Task goal
Copy the data word for word, keeping every line.

==== Data supplied ====

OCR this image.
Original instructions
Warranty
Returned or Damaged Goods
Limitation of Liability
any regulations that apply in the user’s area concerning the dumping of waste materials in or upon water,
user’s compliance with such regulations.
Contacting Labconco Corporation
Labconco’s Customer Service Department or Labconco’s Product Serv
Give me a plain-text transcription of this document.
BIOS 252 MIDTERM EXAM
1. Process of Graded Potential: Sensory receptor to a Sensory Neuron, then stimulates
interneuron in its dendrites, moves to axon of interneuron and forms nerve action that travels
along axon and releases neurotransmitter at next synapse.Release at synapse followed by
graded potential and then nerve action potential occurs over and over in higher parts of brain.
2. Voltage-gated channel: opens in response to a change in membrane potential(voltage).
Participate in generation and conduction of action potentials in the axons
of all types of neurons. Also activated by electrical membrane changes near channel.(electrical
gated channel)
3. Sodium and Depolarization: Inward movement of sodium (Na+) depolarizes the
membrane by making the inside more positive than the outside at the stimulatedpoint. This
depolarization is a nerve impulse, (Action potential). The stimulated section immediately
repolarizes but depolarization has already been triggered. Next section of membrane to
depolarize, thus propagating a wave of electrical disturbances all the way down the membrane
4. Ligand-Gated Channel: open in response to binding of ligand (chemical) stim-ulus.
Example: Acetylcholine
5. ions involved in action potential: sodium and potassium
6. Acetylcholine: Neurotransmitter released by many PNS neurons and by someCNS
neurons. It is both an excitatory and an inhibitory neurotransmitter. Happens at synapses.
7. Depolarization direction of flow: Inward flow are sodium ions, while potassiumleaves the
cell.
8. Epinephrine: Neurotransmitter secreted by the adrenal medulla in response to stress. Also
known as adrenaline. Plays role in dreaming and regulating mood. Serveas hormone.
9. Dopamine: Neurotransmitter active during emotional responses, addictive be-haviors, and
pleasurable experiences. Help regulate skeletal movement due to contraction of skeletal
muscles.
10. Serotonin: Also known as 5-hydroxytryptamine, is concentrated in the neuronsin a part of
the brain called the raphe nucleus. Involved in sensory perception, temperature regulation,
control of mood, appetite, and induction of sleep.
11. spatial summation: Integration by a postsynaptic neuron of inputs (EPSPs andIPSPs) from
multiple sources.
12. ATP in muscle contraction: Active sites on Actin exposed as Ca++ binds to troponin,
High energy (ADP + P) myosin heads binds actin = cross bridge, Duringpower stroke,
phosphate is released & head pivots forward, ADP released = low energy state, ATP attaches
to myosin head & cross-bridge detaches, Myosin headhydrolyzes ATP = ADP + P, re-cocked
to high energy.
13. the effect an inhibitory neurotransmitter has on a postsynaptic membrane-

====

Solved exercise
OCR this image.
Original instructions
Warranty
Returned or Damaged Goods
Limitation of Liability
any regulations that apply in the user’s area concerning the dumping of waste materials in or upon water,
user’s compliance with such regulations.
Contacting Labconco Corporation
Labconco’s Customer Service Department or Labconco’s Product Serv
Give me a plain-text transcription of this document.
BIOS 252 MIDTERM EXAM
1. Process of Graded Potential: Sensory receptor to a Sensory Neuron, then stimulates
interneuron in its dendrites, moves to axon of interneuron and forms nerve action that travels
along axon and releases neurotransmitter at next synapse.Release at synapse followed by
graded potential and then nerve action potential occurs over and over in higher parts of brain.
2. Voltage-gated channel: opens in response to a change in membrane potential(voltage).
Participate in generation and conduction of action potentials in the axons
of all types of neurons. Also activated by electrical membrane changes near channel.(electrical
gated channel)
3. Sodium and Depolarization: Inward movement of sodium (Na+) depolarizes the
membrane by making the inside more positive than the outside at the stimulatedpoint. This
depolarization is a nerve impulse, (Action potential). The stimulated section immediately
repolarizes but depolarization has already been triggered. Next section of membrane to
depolarize, thus propagating a wave of electrical disturbances all the way down the membrane
4. Ligand-Gated Channel: open in response to binding of ligand (chemical) stim-ulus.
Example: Acetylcholine
5. ions involved in action potential: sodium and potassium
6. Acetylcholine: Neurotransmitter released by many PNS neurons and by someCNS
neurons. It is both an excitatory and an inhibitory neurotransmitter. Happens at synapses.
7. Depolarization direction of flow: Inward flow are sodium ions, while potassiumleaves the
cell.
8. Epinephrine: Neurotransmitter secreted by the adrenal medulla in response to stress. Also
known as adrenaline. Plays role in dreaming and regulating mood. Serveas hormone.
9. Dopamine: Neurotransmitter active during emotional responses, addictive be-haviors, and
pleasurable experiences. Help regulate skeletal movement due to contraction of skeletal
muscles.
10. Serotonin: Also known as 5-hydroxytryptamine, is concentrated in the neuronsin a part of
the brain called the raphe nucleus. Involved in sensory perception, temperature regulation,
control of mood, appetite, and induction of sleep.
11. spatial summation: Integration by a postsynaptic neuron of inputs (EPSPs andIPSPs) from
multiple sources.
12. ATP in muscle contraction: Active sites on Actin exposed as Ca++ binds to troponin,
High energy (ADP + P) myosin heads binds actin = cross bridge, Duringpower stroke,
phosphate is released & head pivots forward, ADP released = low energy state, ATP attaches
to myosin head & cross-bridge detaches, Myosin headhydrolyzes ATP = ADP + P, re-cocked
to high energy.
13. the effect an inhibitory neurotransmitter has on a postsynaptic membrane-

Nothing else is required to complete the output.